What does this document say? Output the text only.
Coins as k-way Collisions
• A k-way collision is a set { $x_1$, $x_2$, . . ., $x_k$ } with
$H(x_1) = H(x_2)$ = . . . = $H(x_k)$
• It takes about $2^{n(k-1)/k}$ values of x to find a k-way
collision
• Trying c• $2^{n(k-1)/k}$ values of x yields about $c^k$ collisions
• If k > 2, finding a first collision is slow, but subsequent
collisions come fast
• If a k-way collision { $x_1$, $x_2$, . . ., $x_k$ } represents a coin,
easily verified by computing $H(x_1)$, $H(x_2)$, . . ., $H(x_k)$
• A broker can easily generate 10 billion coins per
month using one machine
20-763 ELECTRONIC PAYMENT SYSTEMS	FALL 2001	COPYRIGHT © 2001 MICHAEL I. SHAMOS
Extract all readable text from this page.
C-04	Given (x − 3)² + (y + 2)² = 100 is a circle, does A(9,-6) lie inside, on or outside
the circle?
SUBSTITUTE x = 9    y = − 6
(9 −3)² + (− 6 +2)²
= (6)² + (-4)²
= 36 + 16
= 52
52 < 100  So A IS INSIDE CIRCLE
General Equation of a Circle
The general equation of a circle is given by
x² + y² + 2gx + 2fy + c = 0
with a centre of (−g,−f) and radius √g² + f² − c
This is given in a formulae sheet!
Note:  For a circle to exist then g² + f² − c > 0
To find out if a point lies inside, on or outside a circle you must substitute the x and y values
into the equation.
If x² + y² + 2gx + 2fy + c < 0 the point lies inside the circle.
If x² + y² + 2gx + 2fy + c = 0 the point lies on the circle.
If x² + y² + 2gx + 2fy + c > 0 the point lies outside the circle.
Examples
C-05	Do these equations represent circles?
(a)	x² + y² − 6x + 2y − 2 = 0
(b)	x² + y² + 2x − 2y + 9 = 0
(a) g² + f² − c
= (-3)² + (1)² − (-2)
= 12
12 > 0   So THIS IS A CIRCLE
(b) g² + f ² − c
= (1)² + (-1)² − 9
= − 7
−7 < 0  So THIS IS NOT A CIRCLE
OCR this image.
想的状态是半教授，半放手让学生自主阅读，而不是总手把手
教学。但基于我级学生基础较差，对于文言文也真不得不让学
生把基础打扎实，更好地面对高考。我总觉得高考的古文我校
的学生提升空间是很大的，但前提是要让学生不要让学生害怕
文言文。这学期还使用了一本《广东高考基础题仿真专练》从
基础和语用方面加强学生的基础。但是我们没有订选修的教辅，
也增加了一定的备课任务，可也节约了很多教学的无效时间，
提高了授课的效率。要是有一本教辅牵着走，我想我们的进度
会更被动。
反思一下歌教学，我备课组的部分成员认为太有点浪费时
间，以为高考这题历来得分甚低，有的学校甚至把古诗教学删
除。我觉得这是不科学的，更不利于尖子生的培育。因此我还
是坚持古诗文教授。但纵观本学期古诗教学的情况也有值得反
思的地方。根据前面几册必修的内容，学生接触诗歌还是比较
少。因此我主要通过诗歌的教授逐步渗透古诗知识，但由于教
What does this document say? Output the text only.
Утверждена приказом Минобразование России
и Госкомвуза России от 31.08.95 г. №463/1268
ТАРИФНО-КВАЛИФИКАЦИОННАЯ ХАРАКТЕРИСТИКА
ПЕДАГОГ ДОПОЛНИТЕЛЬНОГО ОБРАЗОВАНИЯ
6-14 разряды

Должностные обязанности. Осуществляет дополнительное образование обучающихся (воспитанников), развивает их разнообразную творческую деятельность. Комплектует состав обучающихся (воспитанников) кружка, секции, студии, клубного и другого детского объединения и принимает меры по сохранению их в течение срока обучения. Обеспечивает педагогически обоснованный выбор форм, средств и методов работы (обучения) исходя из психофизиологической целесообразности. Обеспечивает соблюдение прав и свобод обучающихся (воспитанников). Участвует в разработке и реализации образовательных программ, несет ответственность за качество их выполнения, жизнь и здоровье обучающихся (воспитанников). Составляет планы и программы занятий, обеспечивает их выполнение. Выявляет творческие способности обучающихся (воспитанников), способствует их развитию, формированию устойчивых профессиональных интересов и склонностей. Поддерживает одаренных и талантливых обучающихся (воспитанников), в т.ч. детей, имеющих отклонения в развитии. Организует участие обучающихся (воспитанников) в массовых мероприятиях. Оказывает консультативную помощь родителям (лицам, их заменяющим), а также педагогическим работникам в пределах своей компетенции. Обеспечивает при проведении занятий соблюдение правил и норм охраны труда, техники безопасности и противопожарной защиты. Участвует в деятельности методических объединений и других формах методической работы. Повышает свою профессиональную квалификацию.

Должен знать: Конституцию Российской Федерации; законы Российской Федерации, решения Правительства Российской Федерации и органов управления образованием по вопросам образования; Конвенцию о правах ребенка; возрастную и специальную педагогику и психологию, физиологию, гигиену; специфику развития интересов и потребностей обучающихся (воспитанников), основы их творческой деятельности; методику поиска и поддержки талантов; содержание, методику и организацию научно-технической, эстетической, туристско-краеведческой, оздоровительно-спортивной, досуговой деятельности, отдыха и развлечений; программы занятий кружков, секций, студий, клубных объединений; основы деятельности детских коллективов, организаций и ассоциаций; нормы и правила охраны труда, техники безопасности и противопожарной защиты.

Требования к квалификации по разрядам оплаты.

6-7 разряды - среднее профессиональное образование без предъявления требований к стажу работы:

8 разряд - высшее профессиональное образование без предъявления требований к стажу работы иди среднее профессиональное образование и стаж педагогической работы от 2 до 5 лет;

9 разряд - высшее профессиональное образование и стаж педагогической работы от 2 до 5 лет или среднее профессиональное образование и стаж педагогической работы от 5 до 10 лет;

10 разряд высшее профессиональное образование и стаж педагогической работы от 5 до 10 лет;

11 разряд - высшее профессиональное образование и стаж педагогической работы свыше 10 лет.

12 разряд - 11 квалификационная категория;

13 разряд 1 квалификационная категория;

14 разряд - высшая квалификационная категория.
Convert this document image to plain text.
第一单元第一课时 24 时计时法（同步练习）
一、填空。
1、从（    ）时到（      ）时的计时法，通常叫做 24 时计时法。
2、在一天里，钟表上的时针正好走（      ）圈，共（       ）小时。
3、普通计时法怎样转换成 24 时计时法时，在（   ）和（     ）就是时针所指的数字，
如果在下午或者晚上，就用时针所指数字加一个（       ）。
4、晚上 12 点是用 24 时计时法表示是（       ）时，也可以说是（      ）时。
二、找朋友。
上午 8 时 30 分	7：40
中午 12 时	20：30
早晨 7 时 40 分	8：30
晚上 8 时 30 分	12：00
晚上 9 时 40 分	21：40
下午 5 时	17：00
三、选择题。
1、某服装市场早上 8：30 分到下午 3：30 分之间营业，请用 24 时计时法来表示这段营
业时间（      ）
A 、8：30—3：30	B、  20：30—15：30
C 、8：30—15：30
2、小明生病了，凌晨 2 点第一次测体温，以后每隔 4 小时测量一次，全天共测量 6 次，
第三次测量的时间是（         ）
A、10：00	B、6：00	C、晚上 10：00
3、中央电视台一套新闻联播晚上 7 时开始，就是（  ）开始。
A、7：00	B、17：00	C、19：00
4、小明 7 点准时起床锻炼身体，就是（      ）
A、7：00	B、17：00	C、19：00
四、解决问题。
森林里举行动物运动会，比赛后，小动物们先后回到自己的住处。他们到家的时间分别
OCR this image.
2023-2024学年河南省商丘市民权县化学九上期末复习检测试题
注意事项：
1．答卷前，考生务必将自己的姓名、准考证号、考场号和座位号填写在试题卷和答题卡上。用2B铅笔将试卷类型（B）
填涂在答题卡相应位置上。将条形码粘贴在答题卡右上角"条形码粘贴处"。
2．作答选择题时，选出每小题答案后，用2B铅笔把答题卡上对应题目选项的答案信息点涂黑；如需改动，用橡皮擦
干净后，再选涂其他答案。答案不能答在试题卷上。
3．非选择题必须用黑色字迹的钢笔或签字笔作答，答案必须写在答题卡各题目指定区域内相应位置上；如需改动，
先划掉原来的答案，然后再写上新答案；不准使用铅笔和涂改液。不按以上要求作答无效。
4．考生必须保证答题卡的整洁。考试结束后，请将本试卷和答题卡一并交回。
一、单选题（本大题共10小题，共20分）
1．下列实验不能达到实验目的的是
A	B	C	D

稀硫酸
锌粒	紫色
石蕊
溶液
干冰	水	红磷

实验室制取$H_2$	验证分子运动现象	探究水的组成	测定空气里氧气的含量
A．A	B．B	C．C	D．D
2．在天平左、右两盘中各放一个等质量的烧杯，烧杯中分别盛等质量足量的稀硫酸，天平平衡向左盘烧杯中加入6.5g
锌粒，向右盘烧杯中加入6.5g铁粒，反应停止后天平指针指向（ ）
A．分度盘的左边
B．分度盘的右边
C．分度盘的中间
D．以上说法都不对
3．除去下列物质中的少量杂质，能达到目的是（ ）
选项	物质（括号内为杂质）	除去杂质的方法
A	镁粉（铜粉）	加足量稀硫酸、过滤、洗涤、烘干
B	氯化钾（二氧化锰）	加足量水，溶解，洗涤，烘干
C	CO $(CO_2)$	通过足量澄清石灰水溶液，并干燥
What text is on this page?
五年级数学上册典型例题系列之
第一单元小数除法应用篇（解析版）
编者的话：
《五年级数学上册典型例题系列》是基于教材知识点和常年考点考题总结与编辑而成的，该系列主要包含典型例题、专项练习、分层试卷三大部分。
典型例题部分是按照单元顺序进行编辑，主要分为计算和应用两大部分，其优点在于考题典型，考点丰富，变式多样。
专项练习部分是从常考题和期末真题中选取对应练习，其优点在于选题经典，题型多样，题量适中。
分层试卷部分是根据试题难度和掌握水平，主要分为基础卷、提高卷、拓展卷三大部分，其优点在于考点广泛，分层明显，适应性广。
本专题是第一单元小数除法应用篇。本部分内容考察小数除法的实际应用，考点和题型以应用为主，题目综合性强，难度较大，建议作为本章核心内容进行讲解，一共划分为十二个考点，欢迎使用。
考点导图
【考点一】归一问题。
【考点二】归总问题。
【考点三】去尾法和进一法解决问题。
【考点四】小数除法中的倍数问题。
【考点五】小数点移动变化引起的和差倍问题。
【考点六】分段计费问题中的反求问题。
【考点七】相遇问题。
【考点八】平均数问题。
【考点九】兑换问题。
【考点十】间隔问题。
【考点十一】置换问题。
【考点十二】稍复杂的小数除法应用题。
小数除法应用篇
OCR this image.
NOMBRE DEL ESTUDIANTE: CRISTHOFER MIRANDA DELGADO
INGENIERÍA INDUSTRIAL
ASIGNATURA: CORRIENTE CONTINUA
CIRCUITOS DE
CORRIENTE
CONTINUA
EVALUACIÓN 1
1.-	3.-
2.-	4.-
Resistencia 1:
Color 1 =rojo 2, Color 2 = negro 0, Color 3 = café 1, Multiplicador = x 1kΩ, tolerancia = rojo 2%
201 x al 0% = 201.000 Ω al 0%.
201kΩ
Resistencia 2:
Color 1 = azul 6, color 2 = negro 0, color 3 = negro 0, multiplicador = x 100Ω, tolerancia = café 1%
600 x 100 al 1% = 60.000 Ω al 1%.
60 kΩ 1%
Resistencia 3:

┄┄┄┄┄┄

- **WORK REQUIRED**: Copy out each line of the material that holds the word "стажу".

- **EXPECTED ANSWER**:
6-7 разряды - среднее профессиональное образование без предъявления требований к стажу работы:
8 разряд - высшее профессиональное образование без предъявления требований к стажу работы иди среднее профессиональное образование и стаж педагогической работы от 2 до 5 лет;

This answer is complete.